(WORK TO DO): All of the data should be repeated exactly; pictures are not part of the copy.

(RECORD SET):
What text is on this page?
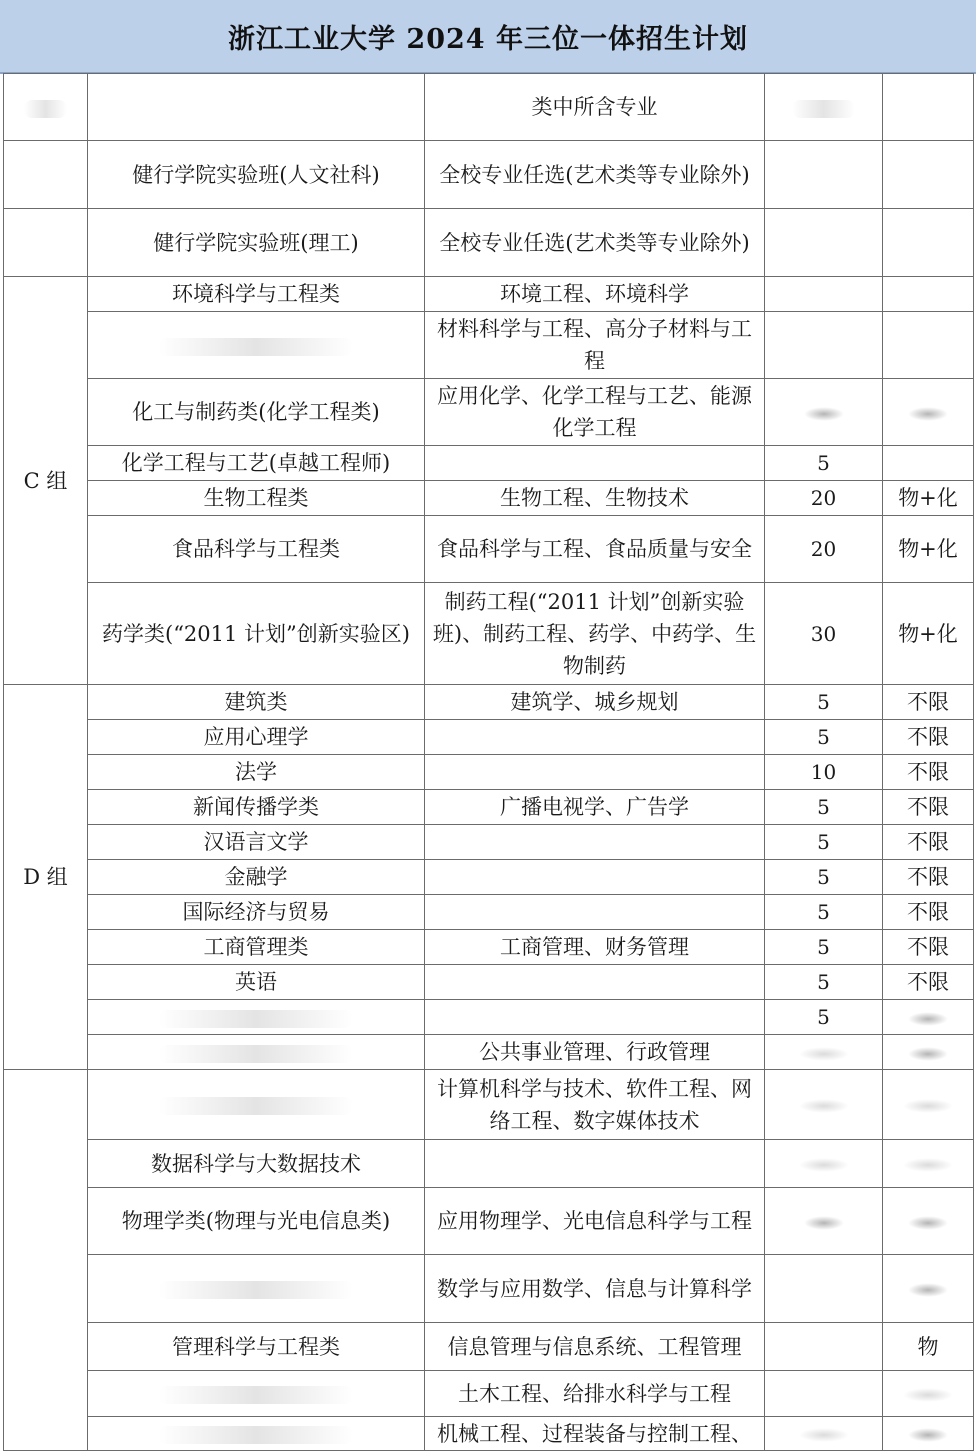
浙江工业大学 2024 年三位一体招生计划
		类中所含专业		
	健行学院实验班(人文社科)	全校专业任选(艺术类等专业除外)		
	健行学院实验班(理工)	全校专业任选(艺术类等专业除外)		
C 组	环境科学与工程类	环境工程、环境科学		
		材料科学与工程、高分子材料与工程		
	化工与制药类(化学工程类)	应用化学、化学工程与工艺、能源化学工程		
	化学工程与工艺(卓越工程师)		5	
	生物工程类	生物工程、生物技术	20	物+化
	食品科学与工程类	食品科学与工程、食品质量与安全	20	物+化
	药学类(“2011 计划”创新实验区)	制药工程(“2011 计划”创新实验班)、制药工程、药学、中药学、生物制药	30	物+化
D 组	建筑类	建筑学、城乡规划	5	不限
	应用心理学		5	不限
	法学		10	不限
	新闻传播学类	广播电视学、广告学	5	不限
	汉语言文学		5	不限
	金融学		5	不限
	国际经济与贸易		5	不限
	工商管理类	工商管理、财务管理	5	不限
	英语		5	不限
			5	
		公共事业管理、行政管理		
		计算机科学与技术、软件工程、网络工程、数字媒体技术		
	数据科学与大数据技术			
	物理学类(物理与光电信息类)	应用物理学、光电信息科学与工程		
		数学与应用数学、信息与计算科学		
	管理科学与工程类	信息管理与信息系统、工程管理		物
		土木工程、给排水科学与工程		
		机械工程、过程装备与控制工程、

(ANSWER FOR THIS EXERCISE):
What text is on this page?
浙江工业大学 2024 年三位一体招生计划
		类中所含专业		
	健行学院实验班(人文社科)	全校专业任选(艺术类等专业除外)		
	健行学院实验班(理工)	全校专业任选(艺术类等专业除外)		
C 组	环境科学与工程类	环境工程、环境科学		
		材料科学与工程、高分子材料与工程		
	化工与制药类(化学工程类)	应用化学、化学工程与工艺、能源化学工程		
	化学工程与工艺(卓越工程师)		5	
	生物工程类	生物工程、生物技术	20	物+化
	食品科学与工程类	食品科学与工程、食品质量与安全	20	物+化
	药学类(“2011 计划”创新实验区)	制药工程(“2011 计划”创新实验班)、制药工程、药学、中药学、生物制药	30	物+化
D 组	建筑类	建筑学、城乡规划	5	不限
	应用心理学		5	不限
	法学		10	不限
	新闻传播学类	广播电视学、广告学	5	不限
	汉语言文学		5	不限
	金融学		5	不限
	国际经济与贸易		5	不限
	工商管理类	工商管理、财务管理	5	不限
	英语		5	不限
			5	
		公共事业管理、行政管理		
		计算机科学与技术、软件工程、网络工程、数字媒体技术		
	数据科学与大数据技术			
	物理学类(物理与光电信息类)	应用物理学、光电信息科学与工程		
		数学与应用数学、信息与计算科学		
	管理科学与工程类	信息管理与信息系统、工程管理		物
		土木工程、给排水科学与工程		
		机械工程、过程装备与控制工程、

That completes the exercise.